◆ YOUR GOAL: Retype the lines from the one containing "consent-text: I agree" through the one containing "login-link[interactable]: Log In", including both, exactly as they appear.

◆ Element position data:
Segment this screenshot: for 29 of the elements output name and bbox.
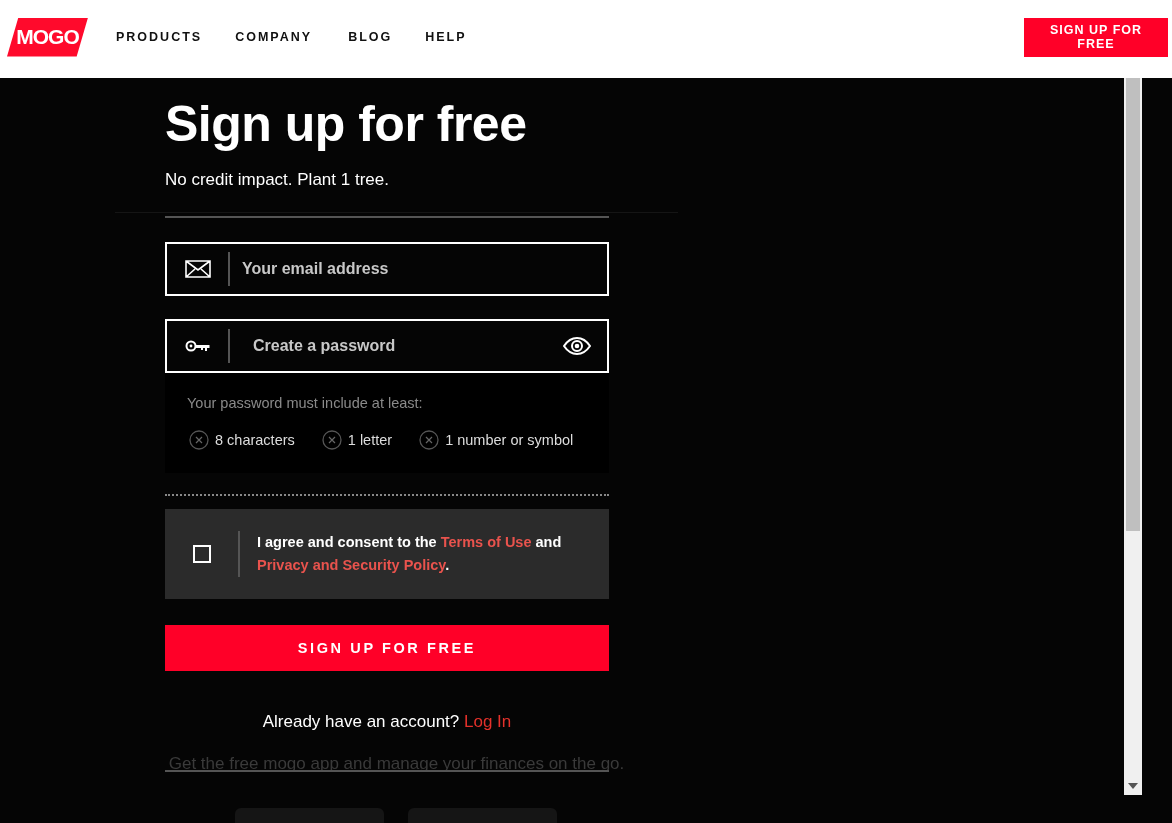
consent-text: I agree and consent to the Terms of Use and Privacy and Security Policy. bbox=[257, 533, 563, 575]
requirement-label: 1 letter bbox=[347, 432, 393, 448]
password-hint: Your password must include at least: bbox=[187, 395, 424, 411]
policy-link[interactable]: Privacy and Security Policy bbox=[257, 557, 446, 573]
nav-link[interactable]: BLOG bbox=[348, 30, 393, 44]
checkbox[interactable] bbox=[192, 545, 211, 563]
logo[interactable]: MOGO bbox=[7, 17, 88, 57]
policy-link[interactable]: Terms of Use bbox=[440, 534, 532, 550]
scrollbar[interactable] bbox=[1124, 78, 1142, 795]
login-prompt: Already have an account? Log In bbox=[261, 712, 513, 732]
password-field[interactable]: Create a password bbox=[165, 319, 609, 373]
requirement-label: 8 characters bbox=[215, 432, 295, 448]
eye-icon[interactable] bbox=[563, 337, 591, 355]
envelope-icon bbox=[185, 260, 211, 278]
password-input[interactable]: Create a password bbox=[230, 336, 563, 356]
nav-link[interactable]: PRODUCTS bbox=[116, 30, 203, 44]
scroll-thumb[interactable] bbox=[1126, 78, 1140, 531]
email-input[interactable]: Your email address bbox=[230, 259, 607, 279]
requirement-label: 1 number or symbol bbox=[445, 432, 574, 448]
key-icon bbox=[185, 339, 211, 353]
login-link[interactable]: Log In bbox=[464, 712, 512, 731]
signup-button[interactable]: SIGN UP FOR FREE bbox=[1024, 17, 1168, 57]
email-field[interactable]: Your email address bbox=[165, 242, 609, 296]
nav-link[interactable]: COMPANY bbox=[235, 30, 313, 44]
submit-button[interactable]: SIGN UP FOR FREE bbox=[165, 625, 609, 671]
nav-link[interactable]: HELP bbox=[425, 30, 467, 44]
form-subtitle: No credit impact. Plant 1 tree. bbox=[165, 170, 390, 190]
down-arrow-icon[interactable] bbox=[1128, 783, 1138, 789]
form-title: Sign up for free bbox=[165, 95, 528, 154]
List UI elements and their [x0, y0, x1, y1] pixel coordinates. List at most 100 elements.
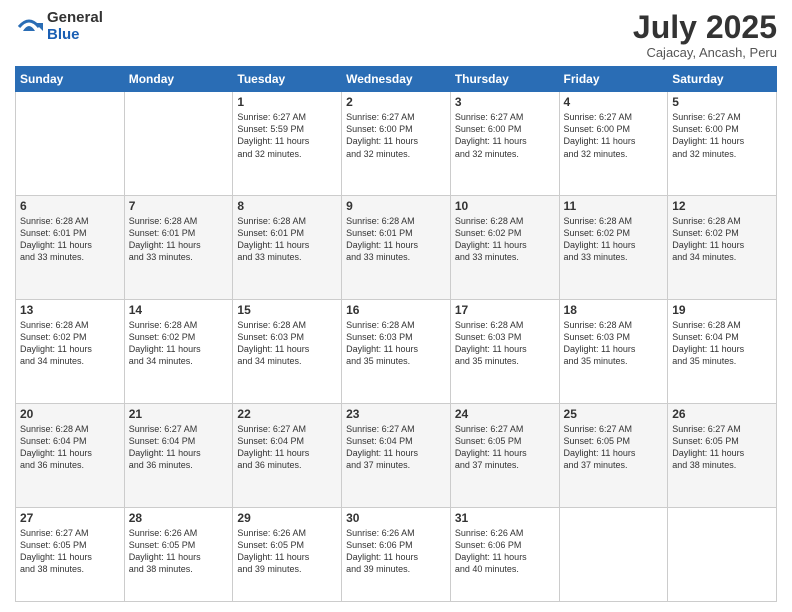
calendar-cell: 29 Sunrise: 6:26 AMSunset: 6:05 PMDayligh… — [233, 507, 342, 601]
cell-details: Sunrise: 6:26 AMSunset: 6:05 PMDaylight:… — [237, 527, 337, 576]
day-number: 10 — [455, 199, 555, 213]
day-number: 14 — [129, 303, 229, 317]
cell-details: Sunrise: 6:26 AMSunset: 6:06 PMDaylight:… — [455, 527, 555, 576]
calendar-cell: 3 Sunrise: 6:27 AMSunset: 6:00 PMDaylight… — [450, 92, 559, 196]
header-row: SundayMondayTuesdayWednesdayThursdayFrid… — [16, 67, 777, 92]
calendar-cell: 23 Sunrise: 6:27 AMSunset: 6:04 PMDayligh… — [342, 403, 451, 507]
calendar-week-row: 27 Sunrise: 6:27 AMSunset: 6:05 PMDayligh… — [16, 507, 777, 601]
cell-details: Sunrise: 6:28 AMSunset: 6:01 PMDaylight:… — [237, 215, 337, 264]
day-number: 5 — [672, 95, 772, 109]
cell-details: Sunrise: 6:27 AMSunset: 6:05 PMDaylight:… — [672, 423, 772, 472]
cell-details: Sunrise: 6:27 AMSunset: 6:04 PMDaylight:… — [129, 423, 229, 472]
calendar-cell — [124, 92, 233, 196]
cell-details: Sunrise: 6:28 AMSunset: 6:01 PMDaylight:… — [346, 215, 446, 264]
day-number: 31 — [455, 511, 555, 525]
cell-details: Sunrise: 6:26 AMSunset: 6:05 PMDaylight:… — [129, 527, 229, 576]
day-of-week-header: Saturday — [668, 67, 777, 92]
calendar-cell: 30Sunrise: 6:26 AMSunset: 6:06 PMDayligh… — [342, 507, 451, 601]
calendar-cell: 4 Sunrise: 6:27 AMSunset: 6:00 PMDaylight… — [559, 92, 668, 196]
cell-details: Sunrise: 6:27 AMSunset: 6:05 PMDaylight:… — [20, 527, 120, 576]
calendar-cell: 22 Sunrise: 6:27 AMSunset: 6:04 PMDayligh… — [233, 403, 342, 507]
calendar-cell: 20 Sunrise: 6:28 AMSunset: 6:04 PMDayligh… — [16, 403, 125, 507]
calendar-cell: 19Sunrise: 6:28 AMSunset: 6:04 PMDayligh… — [668, 299, 777, 403]
day-number: 16 — [346, 303, 446, 317]
cell-details: Sunrise: 6:28 AMSunset: 6:03 PMDaylight:… — [237, 319, 337, 368]
day-of-week-header: Wednesday — [342, 67, 451, 92]
day-number: 22 — [237, 407, 337, 421]
day-of-week-header: Thursday — [450, 67, 559, 92]
day-number: 4 — [564, 95, 664, 109]
logo-icon — [15, 13, 43, 41]
day-number: 15 — [237, 303, 337, 317]
calendar-cell: 25Sunrise: 6:27 AMSunset: 6:05 PMDayligh… — [559, 403, 668, 507]
calendar-cell: 21 Sunrise: 6:27 AMSunset: 6:04 PMDayligh… — [124, 403, 233, 507]
day-number: 3 — [455, 95, 555, 109]
page: General Blue July 2025 Cajacay, Ancash, … — [0, 0, 792, 612]
cell-details: Sunrise: 6:28 AMSunset: 6:02 PMDaylight:… — [129, 319, 229, 368]
cell-details: Sunrise: 6:28 AMSunset: 6:03 PMDaylight:… — [346, 319, 446, 368]
calendar-cell: 26 Sunrise: 6:27 AMSunset: 6:05 PMDayligh… — [668, 403, 777, 507]
cell-details: Sunrise: 6:28 AMSunset: 6:03 PMDaylight:… — [564, 319, 664, 368]
calendar-cell: 7Sunrise: 6:28 AMSunset: 6:01 PMDaylight… — [124, 196, 233, 300]
day-number: 21 — [129, 407, 229, 421]
day-number: 12 — [672, 199, 772, 213]
day-number: 19 — [672, 303, 772, 317]
calendar-cell: 27 Sunrise: 6:27 AMSunset: 6:05 PMDayligh… — [16, 507, 125, 601]
cell-details: Sunrise: 6:28 AMSunset: 6:02 PMDaylight:… — [564, 215, 664, 264]
calendar-cell: 11 Sunrise: 6:28 AMSunset: 6:02 PMDayligh… — [559, 196, 668, 300]
day-number: 25 — [564, 407, 664, 421]
day-number: 24 — [455, 407, 555, 421]
calendar-cell: 13Sunrise: 6:28 AMSunset: 6:02 PMDayligh… — [16, 299, 125, 403]
calendar-cell: 31 Sunrise: 6:26 AMSunset: 6:06 PMDayligh… — [450, 507, 559, 601]
calendar-cell: 17 Sunrise: 6:28 AMSunset: 6:03 PMDayligh… — [450, 299, 559, 403]
day-number: 27 — [20, 511, 120, 525]
cell-details: Sunrise: 6:27 AMSunset: 6:00 PMDaylight:… — [455, 111, 555, 160]
title-block: July 2025 Cajacay, Ancash, Peru — [633, 10, 777, 60]
calendar-cell: 18 Sunrise: 6:28 AMSunset: 6:03 PMDayligh… — [559, 299, 668, 403]
day-number: 17 — [455, 303, 555, 317]
calendar-cell — [559, 507, 668, 601]
calendar-cell: 5 Sunrise: 6:27 AMSunset: 6:00 PMDaylight… — [668, 92, 777, 196]
cell-details: Sunrise: 6:27 AMSunset: 5:59 PMDaylight:… — [237, 111, 337, 160]
day-number: 29 — [237, 511, 337, 525]
day-number: 26 — [672, 407, 772, 421]
cell-details: Sunrise: 6:28 AMSunset: 6:03 PMDaylight:… — [455, 319, 555, 368]
day-number: 18 — [564, 303, 664, 317]
day-number: 1 — [237, 95, 337, 109]
day-of-week-header: Friday — [559, 67, 668, 92]
title-location: Cajacay, Ancash, Peru — [633, 45, 777, 60]
calendar-cell: 15 Sunrise: 6:28 AMSunset: 6:03 PMDayligh… — [233, 299, 342, 403]
cell-details: Sunrise: 6:28 AMSunset: 6:04 PMDaylight:… — [20, 423, 120, 472]
logo-general: General — [47, 10, 103, 27]
cell-details: Sunrise: 6:27 AMSunset: 6:04 PMDaylight:… — [346, 423, 446, 472]
day-number: 13 — [20, 303, 120, 317]
calendar-cell: 1 Sunrise: 6:27 AMSunset: 5:59 PMDaylight… — [233, 92, 342, 196]
cell-details: Sunrise: 6:28 AMSunset: 6:01 PMDaylight:… — [20, 215, 120, 264]
day-of-week-header: Sunday — [16, 67, 125, 92]
logo-text: General Blue — [47, 10, 103, 43]
day-number: 11 — [564, 199, 664, 213]
day-number: 7 — [129, 199, 229, 213]
calendar-week-row: 6 Sunrise: 6:28 AMSunset: 6:01 PMDaylight… — [16, 196, 777, 300]
cell-details: Sunrise: 6:28 AMSunset: 6:02 PMDaylight:… — [455, 215, 555, 264]
cell-details: Sunrise: 6:27 AMSunset: 6:00 PMDaylight:… — [672, 111, 772, 160]
day-number: 23 — [346, 407, 446, 421]
day-number: 20 — [20, 407, 120, 421]
day-number: 6 — [20, 199, 120, 213]
cell-details: Sunrise: 6:27 AMSunset: 6:04 PMDaylight:… — [237, 423, 337, 472]
calendar-cell: 9Sunrise: 6:28 AMSunset: 6:01 PMDaylight… — [342, 196, 451, 300]
calendar-cell: 16 Sunrise: 6:28 AMSunset: 6:03 PMDayligh… — [342, 299, 451, 403]
calendar-week-row: 13 Sunrise: 6:28 AMSunset: 6:02 PMDayligh… — [16, 299, 777, 403]
day-of-week-header: Tuesday — [233, 67, 342, 92]
cell-details: Sunrise: 6:27 AMSunset: 6:00 PMDaylight:… — [346, 111, 446, 160]
calendar-week-row: 1 Sunrise: 6:27 AMSunset: 5:59 PMDaylight… — [16, 92, 777, 196]
calendar-cell: 12 Sunrise: 6:28 AMSunset: 6:02 PMDayligh… — [668, 196, 777, 300]
calendar-cell: 8Sunrise: 6:28 AMSunset: 6:01 PMDaylight… — [233, 196, 342, 300]
calendar-cell — [668, 507, 777, 601]
cell-details: Sunrise: 6:28 AMSunset: 6:02 PMDaylight:… — [672, 215, 772, 264]
calendar-cell: 14 Sunrise: 6:28 AMSunset: 6:02 PMDayligh… — [124, 299, 233, 403]
calendar-cell: 6 Sunrise: 6:28 AMSunset: 6:01 PMDaylight… — [16, 196, 125, 300]
day-number: 28 — [129, 511, 229, 525]
cell-details: Sunrise: 6:27 AMSunset: 6:00 PMDaylight:… — [564, 111, 664, 160]
logo-blue: Blue — [47, 27, 103, 44]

◆ TASK RESPONSE:
consent-text: I agree and consent to the Terms of Use and Privacy and Security Policy. bbox=[257, 533, 563, 575]
requirement-label: 1 letter bbox=[347, 432, 393, 448]
password-hint: Your password must include at least: bbox=[187, 395, 424, 411]
policy-link[interactable]: Privacy and Security Policy bbox=[257, 557, 446, 573]
nav-link[interactable]: BLOG bbox=[348, 30, 393, 44]
checkbox[interactable] bbox=[192, 545, 211, 563]
logo[interactable]: MOGO bbox=[7, 17, 88, 57]
policy-link[interactable]: Terms of Use bbox=[440, 534, 532, 550]
scrollbar[interactable] bbox=[1124, 78, 1142, 795]
login-prompt: Already have an account? Log In bbox=[261, 712, 513, 732]
password-field[interactable]: Create a password bbox=[165, 319, 609, 373]
requirement-label: 8 characters bbox=[215, 432, 295, 448]
eye-icon[interactable] bbox=[563, 337, 591, 355]
envelope-icon bbox=[185, 260, 211, 278]
password-input[interactable]: Create a password bbox=[230, 336, 563, 356]
nav-link[interactable]: PRODUCTS bbox=[116, 30, 203, 44]
scroll-thumb[interactable] bbox=[1126, 78, 1140, 531]
email-input[interactable]: Your email address bbox=[230, 259, 607, 279]
requirement-label: 1 number or symbol bbox=[445, 432, 574, 448]
key-icon bbox=[185, 339, 211, 353]
login-link[interactable]: Log In bbox=[464, 712, 512, 731]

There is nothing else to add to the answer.